EXTRACTED INFORMATION ▸
** begin **

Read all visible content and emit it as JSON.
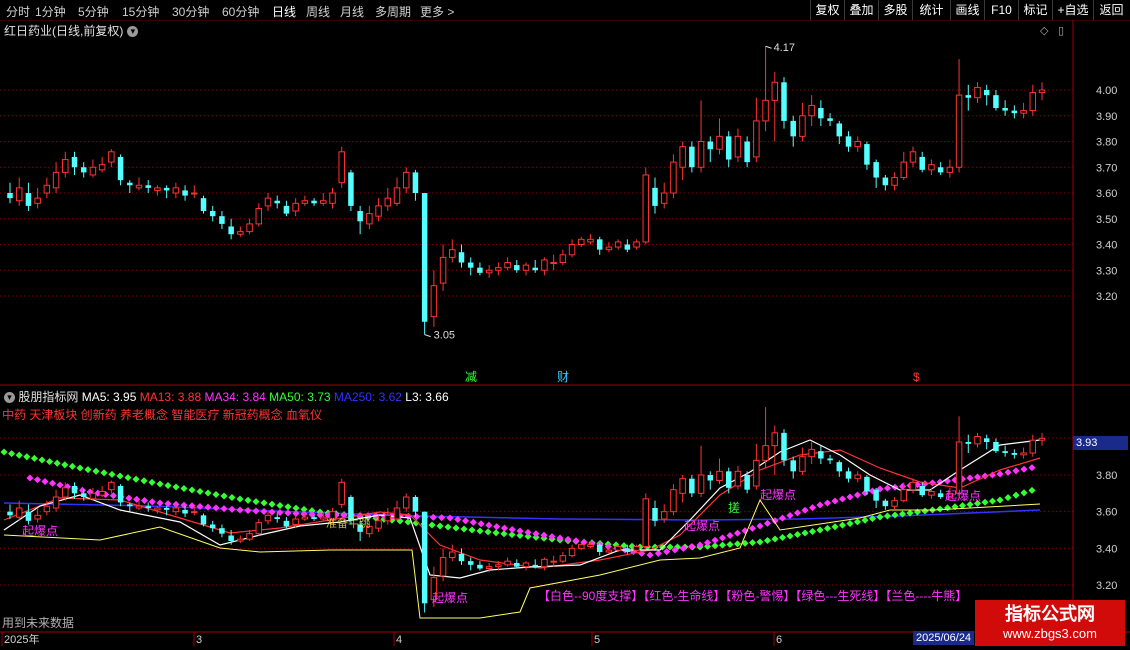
{
  "topbar": {
    "periods": [
      "分时",
      "1分钟",
      "5分钟",
      "15分钟",
      "30分钟",
      "60分钟",
      "日线",
      "周线",
      "月线",
      "多周期",
      "更多"
    ],
    "active_period": "日线",
    "right_buttons": [
      "复权",
      "叠加",
      "多股",
      "统计",
      "画线",
      "F10",
      "标记",
      "+自选",
      "返回"
    ]
  },
  "main_chart": {
    "title": "红日药业(日线,前复权)",
    "price_labels": [
      "4.00",
      "3.90",
      "3.80",
      "3.70",
      "3.60",
      "3.50",
      "3.40",
      "3.30",
      "3.20"
    ],
    "high_marker": "4.17",
    "low_marker": "3.05",
    "event_markers": [
      {
        "text": "减",
        "color": "#33ff33"
      },
      {
        "text": "财",
        "color": "#33ccff"
      },
      {
        "text": "$",
        "color": "#ff3333"
      }
    ]
  },
  "indicator": {
    "name": "股朋指标网",
    "ma_values": [
      {
        "label": "MA5: 3.95",
        "color": "#ffffff"
      },
      {
        "label": "MA13: 3.88",
        "color": "#ff3333"
      },
      {
        "label": "MA34: 3.84",
        "color": "#ff33ff"
      },
      {
        "label": "MA50: 3.73",
        "color": "#33ff33"
      },
      {
        "label": "MA250: 3.62",
        "color": "#3333ff"
      },
      {
        "label": "L3: 3.66",
        "color": "#ffffff"
      }
    ],
    "concepts": "中药 天津板块 创新药 养老概念 智能医疗 新冠药概念 血氧仪",
    "price_labels": [
      "3.80",
      "3.60",
      "3.40",
      "3.20"
    ],
    "current_value": "3.93",
    "annotations": [
      "起爆点",
      "起爆点",
      "起爆点",
      "起爆点",
      "起爆点",
      "搓",
      "准备牛跳"
    ],
    "legend": "【白色--90度支撑】【红色-生命线】【粉色-警惕】【绿色---生死线】【兰色----牛熊】"
  },
  "x_axis": {
    "labels": [
      "2025年",
      "3",
      "4",
      "5",
      "6"
    ],
    "cursor_date": "2025/06/24"
  },
  "bottom_note": "用到未来数据",
  "watermark": {
    "line1": "指标公式网",
    "line2": "www.zbgs3.com"
  },
  "colors": {
    "up": "#ff3232",
    "down": "#54ffff",
    "grid": "#8b0000",
    "background": "#000000"
  }
}
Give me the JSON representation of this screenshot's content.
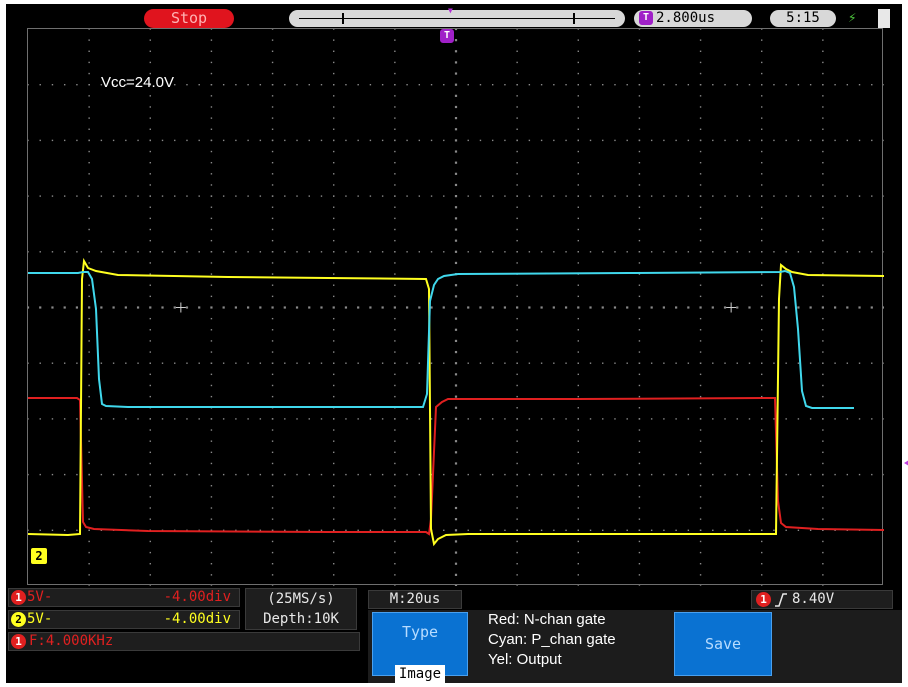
{
  "status": {
    "run_state": "Stop",
    "trigger_time": "2.800us",
    "clock": "5:15"
  },
  "screen": {
    "vcc_label": "Vcc=24.0V",
    "ch2_marker": "2"
  },
  "channels": [
    {
      "badge": "1",
      "volts": "5V-",
      "offset": "-4.00div",
      "color": "#e02020"
    },
    {
      "badge": "2",
      "volts": "5V-",
      "offset": "-4.00div",
      "color": "#ffff20"
    }
  ],
  "frequency": {
    "badge": "1",
    "text": "F:4.000KHz"
  },
  "acquisition": {
    "sample_rate": "(25MS/s)",
    "depth": "Depth:10K"
  },
  "timebase": "M:20us",
  "trigger": {
    "badge": "1",
    "level": "8.40V"
  },
  "menu": {
    "type_label": "Type",
    "type_value": "Image",
    "save_label": "Save"
  },
  "legend": {
    "red": "Red: N-chan gate",
    "cyan": "Cyan: P_chan gate",
    "yellow": "Yel: Output"
  },
  "colors": {
    "red_trace": "#e02020",
    "cyan_trace": "#40d8ec",
    "yellow_trace": "#ffff20",
    "menu_button": "#0a72d2",
    "trigger_marker": "#c040e0"
  }
}
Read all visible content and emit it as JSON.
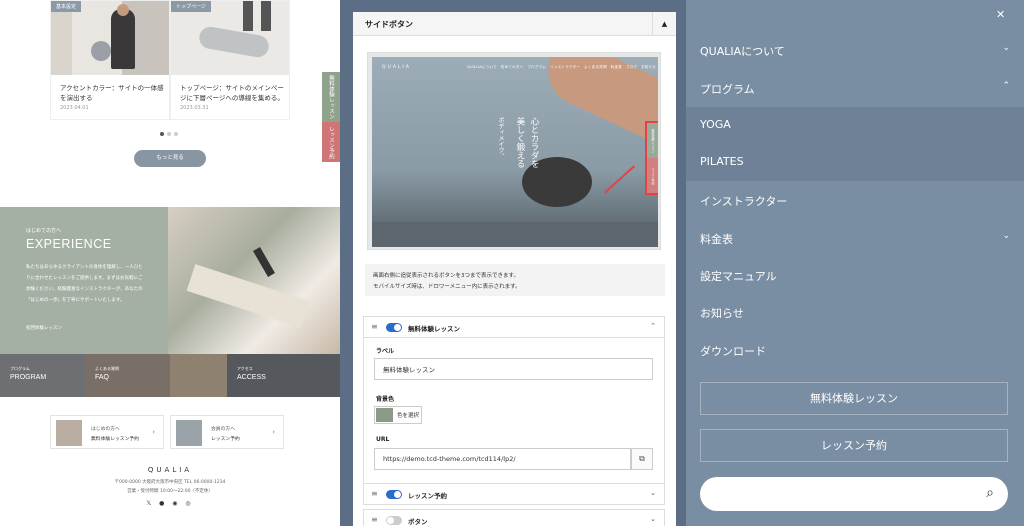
{
  "left": {
    "cards": [
      {
        "tag": "基本設定",
        "title": "アクセントカラー：サイトの一体感を演出する",
        "date": "2023.04.01"
      },
      {
        "tag": "トップページ",
        "title": "トップページ：サイトのメインページに下層ページへの導線を集める。",
        "date": "2023.03.31"
      }
    ],
    "more_label": "もっと見る",
    "side_tab1": "無料体験レッスン",
    "side_tab2": "レッスン予約",
    "experience": {
      "sub": "はじめての方へ",
      "title": "EXPERIENCE",
      "body": "私たちはあらゆるクライアントの身体を理解し、一人ひとりに合わせたレッスンをご提供します。まずはお気軽にご体験ください。経験豊富なインストラクターが、あなたの「はじめの一歩」を丁寧にサポートいたします。",
      "link": "初回体験レッスン"
    },
    "tiles": [
      {
        "sub": "プログラム",
        "label": "PROGRAM"
      },
      {
        "sub": "よくある質問",
        "label": "FAQ"
      },
      {
        "sub": "アクセス",
        "label": "ACCESS"
      }
    ],
    "bottom_cards": [
      {
        "l1": "はじめの方へ",
        "l2": "無料体験レッスン予約"
      },
      {
        "l1": "会員の方へ",
        "l2": "レッスン予約"
      }
    ],
    "footer": {
      "name": "QUALIA",
      "addr": "〒000-0000 大阪府大阪市中央区 TEL 06-0000-1234",
      "hours": "営業・受付時間 10:00〜22:00（不定休）",
      "social": "𝕏 ● ◉ ◎"
    }
  },
  "middle": {
    "title": "サイドボタン",
    "preview": {
      "logo": "QUALIA",
      "nav": "QUALIAについて　初めての方へ　プログラム　インストラクター　よくある質問　料金表　ブログ　お知らせ",
      "v1": "心とカラダを",
      "v1b": "美しく鍛える",
      "v2": "ボディメイク。",
      "tab1": "無料体験レッスン",
      "tab2": "レッスン予約"
    },
    "info1": "画面右側に追従表示されるボタンを3つまで表示できます。",
    "info2": "モバイルサイズ時は、ドロワーメニュー内に表示されます。",
    "rows": [
      {
        "label": "無料体験レッスン",
        "on": true,
        "chev": "⌃"
      },
      {
        "label": "レッスン予約",
        "on": true,
        "chev": "⌄"
      },
      {
        "label": "ボタン",
        "on": false,
        "chev": "⌄"
      }
    ],
    "field_label": "ラベル",
    "label_value": "無料体験レッスン",
    "bg_label": "背景色",
    "color_pick": "色を選択",
    "url_label": "URL",
    "url_value": "https://demo.tcd-theme.com/tcd114/lp2/"
  },
  "right": {
    "menu": [
      {
        "label": "QUALIAについて",
        "chev": "⌄",
        "sub": false
      },
      {
        "label": "プログラム",
        "chev": "⌃",
        "sub": false
      },
      {
        "label": "YOGA",
        "chev": "",
        "sub": true
      },
      {
        "label": "PILATES",
        "chev": "",
        "sub": true
      },
      {
        "label": "インストラクター",
        "chev": "",
        "sub": false
      },
      {
        "label": "料金表",
        "chev": "⌄",
        "sub": false
      },
      {
        "label": "設定マニュアル",
        "chev": "",
        "sub": false
      },
      {
        "label": "お知らせ",
        "chev": "",
        "sub": false
      },
      {
        "label": "ダウンロード",
        "chev": "",
        "sub": false
      }
    ],
    "btn1": "無料体験レッスン",
    "btn2": "レッスン予約",
    "close": "✕",
    "search_icon": "⌕"
  }
}
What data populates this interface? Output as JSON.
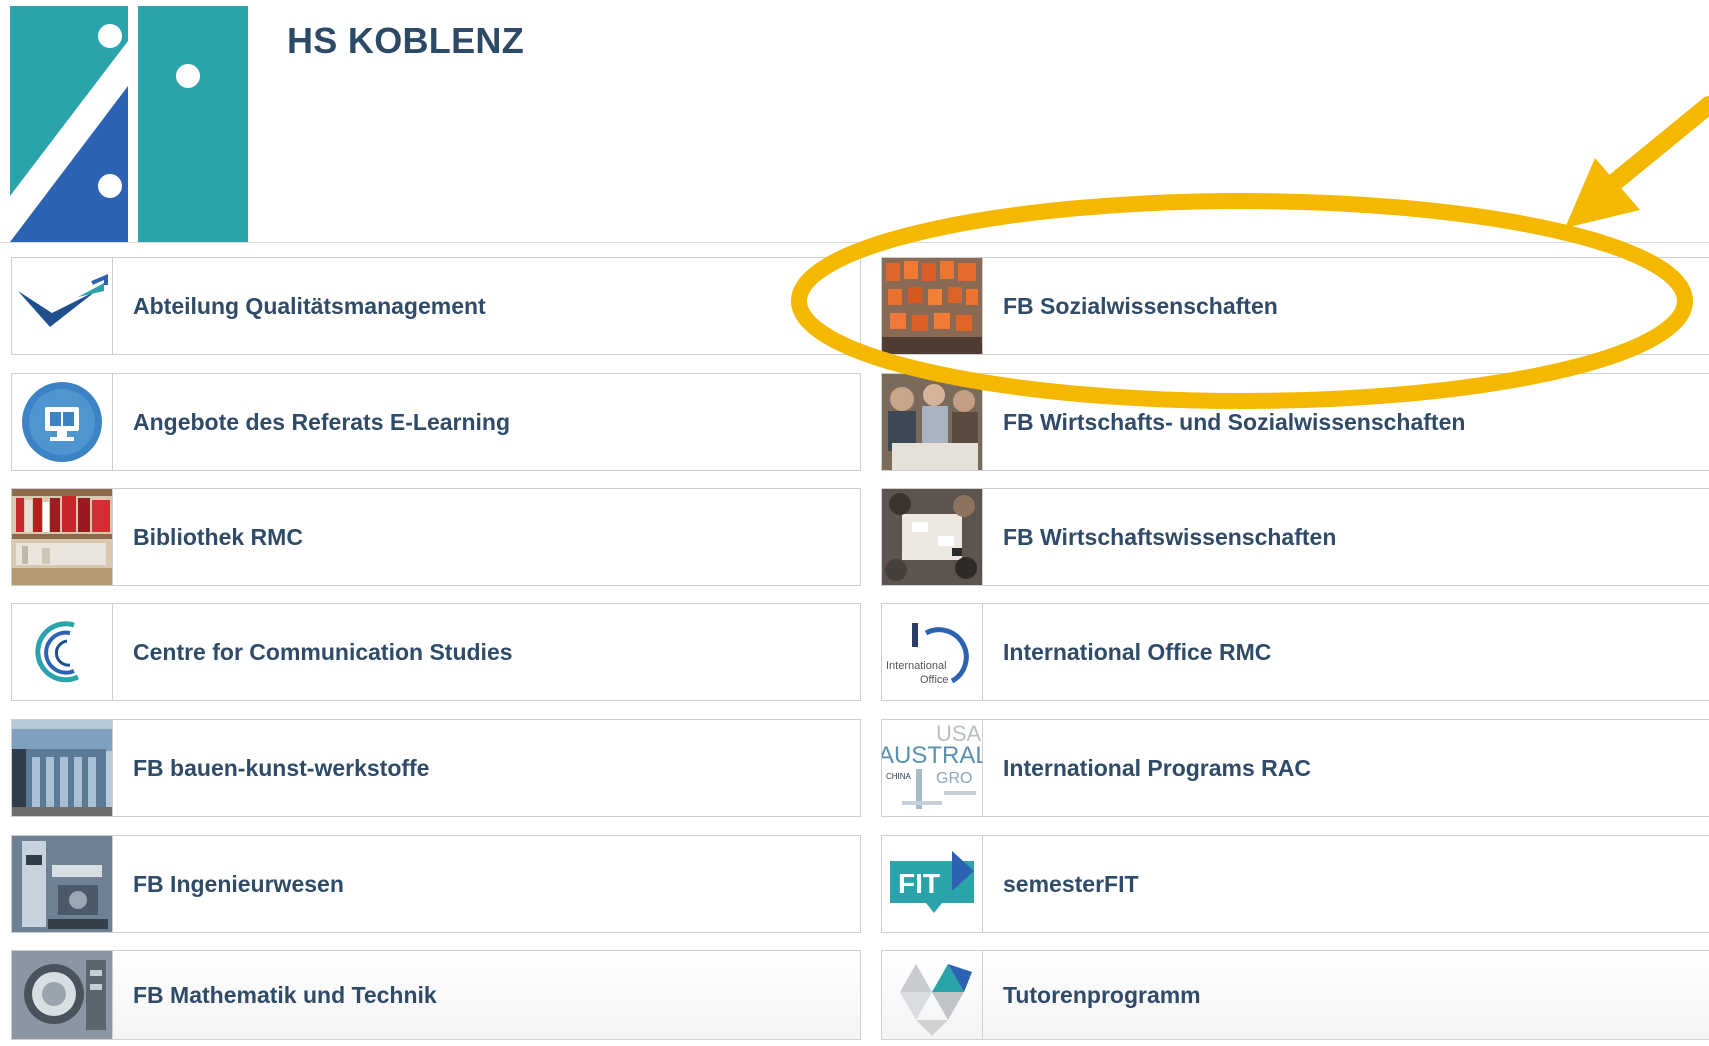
{
  "header": {
    "title": "HS KOBLENZ"
  },
  "left_column": [
    {
      "label": "Abteilung Qualitätsmanagement",
      "icon": "qm-logo-icon"
    },
    {
      "label": "Angebote des Referats E-Learning",
      "icon": "elearning-monitor-icon"
    },
    {
      "label": "Bibliothek RMC",
      "icon": "library-shelves-image"
    },
    {
      "label": "Centre for Communication Studies",
      "icon": "communication-swirl-icon"
    },
    {
      "label": "FB bauen-kunst-werkstoffe",
      "icon": "building-image"
    },
    {
      "label": "FB Ingenieurwesen",
      "icon": "machinery-image"
    },
    {
      "label": "FB Mathematik und Technik",
      "icon": "engine-image"
    }
  ],
  "right_column": [
    {
      "label": "FB Sozialwissenschaften",
      "icon": "group-photo-image"
    },
    {
      "label": "FB Wirtschafts- und Sozialwissenschaften",
      "icon": "students-photo-image"
    },
    {
      "label": "FB Wirtschaftswissenschaften",
      "icon": "meeting-photo-image"
    },
    {
      "label": "International Office RMC",
      "icon": "international-office-logo"
    },
    {
      "label": "International Programs RAC",
      "icon": "word-cloud-image"
    },
    {
      "label": "semesterFIT",
      "icon": "fit-logo-icon"
    },
    {
      "label": "Tutorenprogramm",
      "icon": "triangles-logo-icon"
    }
  ],
  "thumb_text": {
    "international_office": [
      "International",
      "Office"
    ],
    "word_cloud": [
      "USA",
      "AUSTRAL",
      "CHINA",
      "GRO"
    ],
    "fit": "FIT"
  },
  "colors": {
    "teal": "#2aa3aa",
    "blue": "#2b63b2",
    "title": "#2c4a66",
    "label": "#2f4b68",
    "highlight": "#f5b800"
  }
}
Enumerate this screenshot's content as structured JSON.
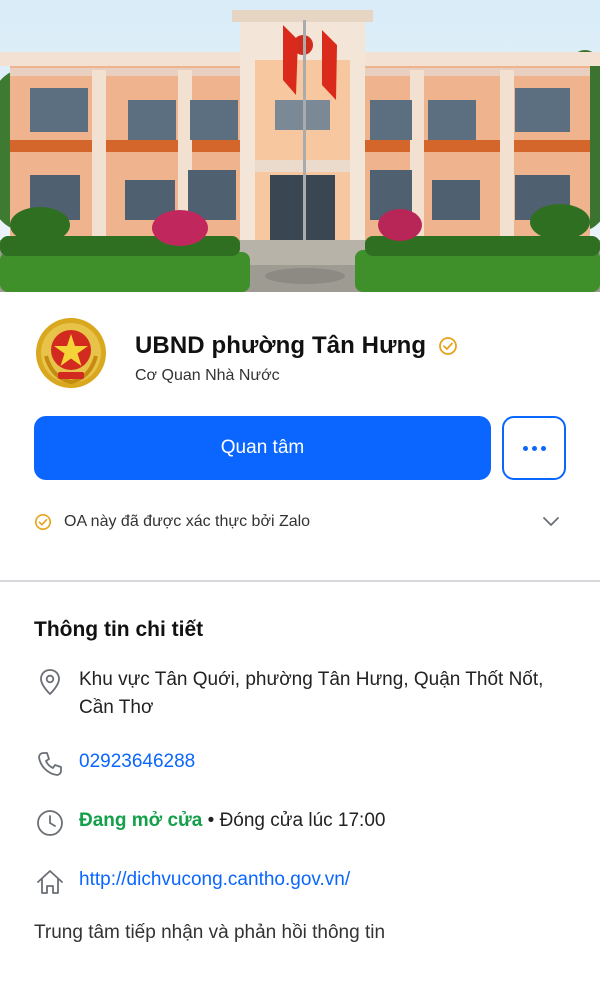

** end **

Search the data for the string "トップページ" and copy each line where it appears.

        "tag": "トップページ",
        "title": "トップページ：サイトのメインページに下層ページへの導線を集める。",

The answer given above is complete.